— Begin —

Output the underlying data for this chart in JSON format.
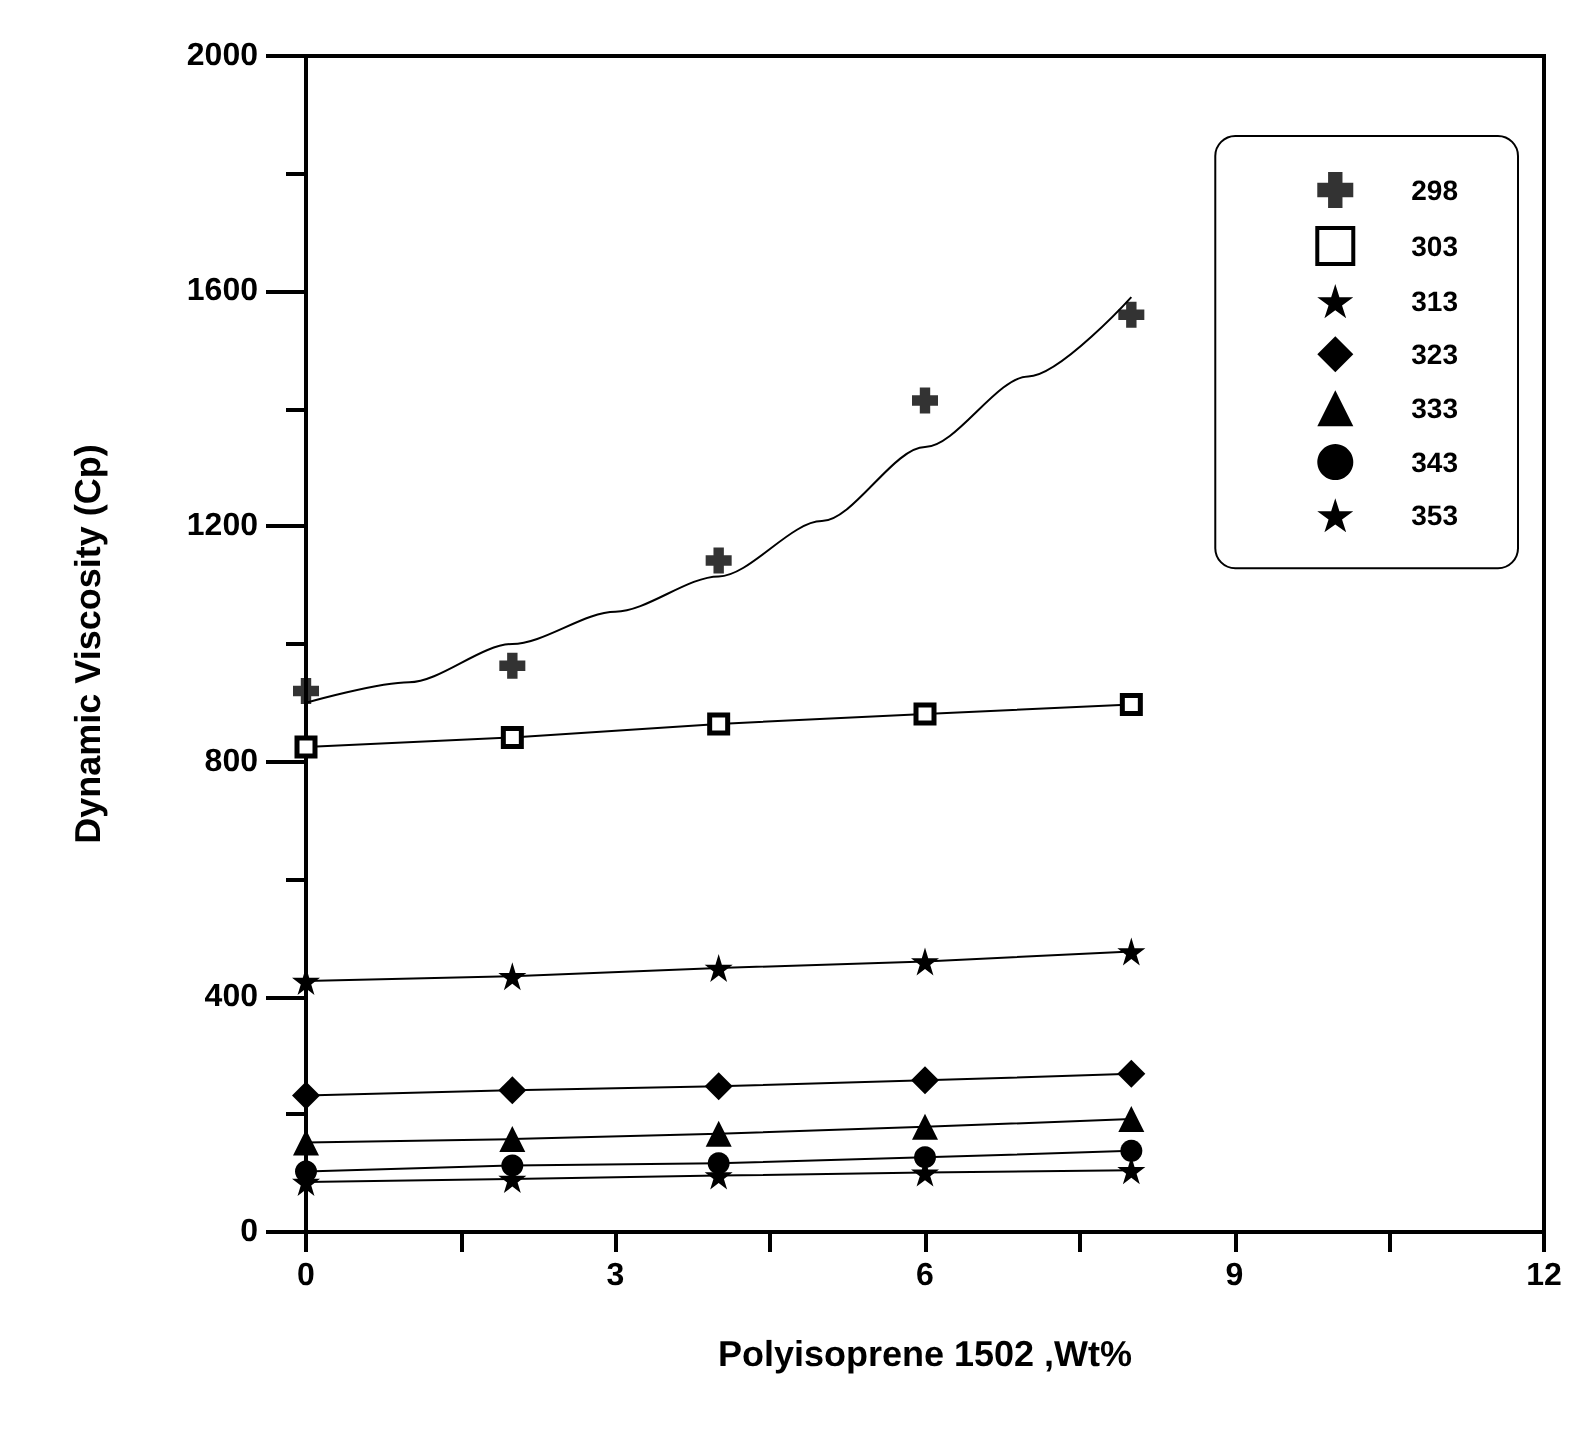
{
  "chart_data": {
    "type": "line",
    "xlabel": "Polyisoprene 1502 ,Wt%",
    "ylabel": "Dynamic Viscosity (Cp)",
    "x": [
      0,
      2,
      4,
      6,
      8
    ],
    "xlim": [
      0,
      12
    ],
    "xticks": [
      0,
      3,
      6,
      9,
      12
    ],
    "ylim": [
      0,
      2000
    ],
    "yticks": [
      0,
      400,
      800,
      1200,
      1600,
      2000
    ],
    "grid": false,
    "legend": "top right",
    "line_style": "solid",
    "series": [
      {
        "name": "298",
        "type": "scatter",
        "marker": "cross",
        "color": "#000000",
        "values": [
          920,
          963,
          1142,
          1414,
          1560
        ]
      },
      {
        "type": "line",
        "marker": "none",
        "color": "#000000",
        "x": [
          0,
          1,
          2,
          3,
          4,
          5,
          6,
          7,
          8
        ],
        "values": [
          900,
          935,
          1000,
          1055,
          1115,
          1209,
          1335,
          1455,
          1590
        ]
      },
      {
        "name": "303",
        "marker": "square",
        "color": "#000000",
        "values": [
          825,
          841,
          864,
          881,
          897
        ]
      },
      {
        "name": "313",
        "marker": "star",
        "color": "#000000",
        "values": [
          427,
          435,
          449,
          460,
          477
        ]
      },
      {
        "name": "323",
        "marker": "diamond",
        "color": "#000000",
        "values": [
          232,
          241,
          248,
          258,
          269
        ]
      },
      {
        "name": "333",
        "marker": "triangle",
        "color": "#000000",
        "values": [
          152,
          158,
          167,
          179,
          192
        ]
      },
      {
        "name": "343",
        "marker": "circle",
        "color": "#000000",
        "values": [
          103,
          113,
          117,
          127,
          138
        ]
      },
      {
        "name": "353",
        "marker": "star",
        "color": "#000000",
        "values": [
          85,
          90,
          96,
          101,
          105
        ]
      }
    ]
  }
}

— End —

- What the task requires: Transcribe each entry precisely as given, leaving the pictures out.

- Written response:
Output the underlying data for this chart in JSON format.
{
  "chart_data": {
    "type": "line",
    "xlabel": "Polyisoprene 1502 ,Wt%",
    "ylabel": "Dynamic Viscosity (Cp)",
    "x": [
      0,
      2,
      4,
      6,
      8
    ],
    "xlim": [
      0,
      12
    ],
    "xticks": [
      0,
      3,
      6,
      9,
      12
    ],
    "ylim": [
      0,
      2000
    ],
    "yticks": [
      0,
      400,
      800,
      1200,
      1600,
      2000
    ],
    "grid": false,
    "legend": "top right",
    "line_style": "solid",
    "series": [
      {
        "name": "298",
        "type": "scatter",
        "marker": "cross",
        "color": "#000000",
        "values": [
          920,
          963,
          1142,
          1414,
          1560
        ]
      },
      {
        "type": "line",
        "marker": "none",
        "color": "#000000",
        "x": [
          0,
          1,
          2,
          3,
          4,
          5,
          6,
          7,
          8
        ],
        "values": [
          900,
          935,
          1000,
          1055,
          1115,
          1209,
          1335,
          1455,
          1590
        ]
      },
      {
        "name": "303",
        "marker": "square",
        "color": "#000000",
        "values": [
          825,
          841,
          864,
          881,
          897
        ]
      },
      {
        "name": "313",
        "marker": "star",
        "color": "#000000",
        "values": [
          427,
          435,
          449,
          460,
          477
        ]
      },
      {
        "name": "323",
        "marker": "diamond",
        "color": "#000000",
        "values": [
          232,
          241,
          248,
          258,
          269
        ]
      },
      {
        "name": "333",
        "marker": "triangle",
        "color": "#000000",
        "values": [
          152,
          158,
          167,
          179,
          192
        ]
      },
      {
        "name": "343",
        "marker": "circle",
        "color": "#000000",
        "values": [
          103,
          113,
          117,
          127,
          138
        ]
      },
      {
        "name": "353",
        "marker": "star",
        "color": "#000000",
        "values": [
          85,
          90,
          96,
          101,
          105
        ]
      }
    ]
  }
}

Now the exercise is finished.